### Task input

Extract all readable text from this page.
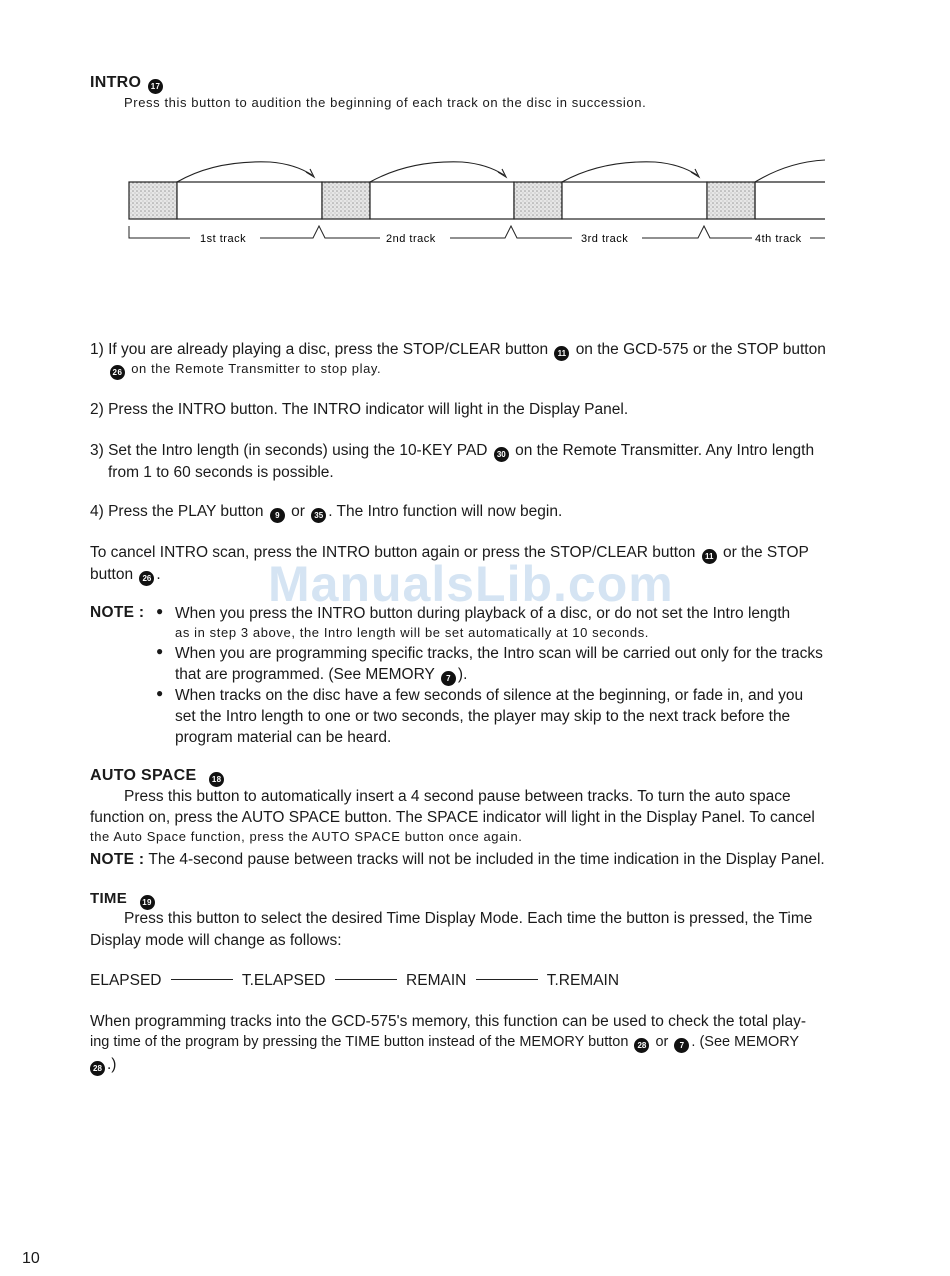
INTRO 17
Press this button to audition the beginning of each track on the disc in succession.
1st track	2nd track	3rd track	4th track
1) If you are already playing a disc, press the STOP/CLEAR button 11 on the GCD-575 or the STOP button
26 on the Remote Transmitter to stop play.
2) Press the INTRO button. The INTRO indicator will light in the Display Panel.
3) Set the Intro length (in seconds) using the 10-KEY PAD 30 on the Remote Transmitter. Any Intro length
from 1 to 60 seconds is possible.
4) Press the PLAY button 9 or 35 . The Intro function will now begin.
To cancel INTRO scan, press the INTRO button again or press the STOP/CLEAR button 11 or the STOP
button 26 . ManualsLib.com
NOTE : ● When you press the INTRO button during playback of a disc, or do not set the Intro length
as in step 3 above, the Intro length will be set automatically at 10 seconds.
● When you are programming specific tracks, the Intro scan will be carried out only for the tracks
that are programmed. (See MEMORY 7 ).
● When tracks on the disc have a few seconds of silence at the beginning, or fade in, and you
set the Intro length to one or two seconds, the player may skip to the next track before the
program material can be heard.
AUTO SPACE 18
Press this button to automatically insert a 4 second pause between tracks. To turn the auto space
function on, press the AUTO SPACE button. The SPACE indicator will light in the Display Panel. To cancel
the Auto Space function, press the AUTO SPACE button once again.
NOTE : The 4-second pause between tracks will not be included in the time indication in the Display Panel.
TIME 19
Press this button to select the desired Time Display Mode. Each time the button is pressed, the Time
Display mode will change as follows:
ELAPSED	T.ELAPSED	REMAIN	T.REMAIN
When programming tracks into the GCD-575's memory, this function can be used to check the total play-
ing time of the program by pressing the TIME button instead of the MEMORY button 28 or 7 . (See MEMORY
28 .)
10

######

Problem:
Reproduce each entry precisely, dropping only the pictures.

Response:
Extract all readable text from this page.
INTRO 17
Press this button to audition the beginning of each track on the disc in succession.
1st track	2nd track	3rd track	4th track
1) If you are already playing a disc, press the STOP/CLEAR button 11 on the GCD-575 or the STOP button
26 on the Remote Transmitter to stop play.
2) Press the INTRO button. The INTRO indicator will light in the Display Panel.
3) Set the Intro length (in seconds) using the 10-KEY PAD 30 on the Remote Transmitter. Any Intro length
from 1 to 60 seconds is possible.
4) Press the PLAY button 9 or 35 . The Intro function will now begin.
To cancel INTRO scan, press the INTRO button again or press the STOP/CLEAR button 11 or the STOP
button 26 . ManualsLib.com
NOTE : ● When you press the INTRO button during playback of a disc, or do not set the Intro length
as in step 3 above, the Intro length will be set automatically at 10 seconds.
● When you are programming specific tracks, the Intro scan will be carried out only for the tracks
that are programmed. (See MEMORY 7 ).
● When tracks on the disc have a few seconds of silence at the beginning, or fade in, and you
set the Intro length to one or two seconds, the player may skip to the next track before the
program material can be heard.
AUTO SPACE 18
Press this button to automatically insert a 4 second pause between tracks. To turn the auto space
function on, press the AUTO SPACE button. The SPACE indicator will light in the Display Panel. To cancel
the Auto Space function, press the AUTO SPACE button once again.
NOTE : The 4-second pause between tracks will not be included in the time indication in the Display Panel.
TIME 19
Press this button to select the desired Time Display Mode. Each time the button is pressed, the Time
Display mode will change as follows:
ELAPSED	T.ELAPSED	REMAIN	T.REMAIN
When programming tracks into the GCD-575's memory, this function can be used to check the total play-
ing time of the program by pressing the TIME button instead of the MEMORY button 28 or 7 . (See MEMORY
28 .)
10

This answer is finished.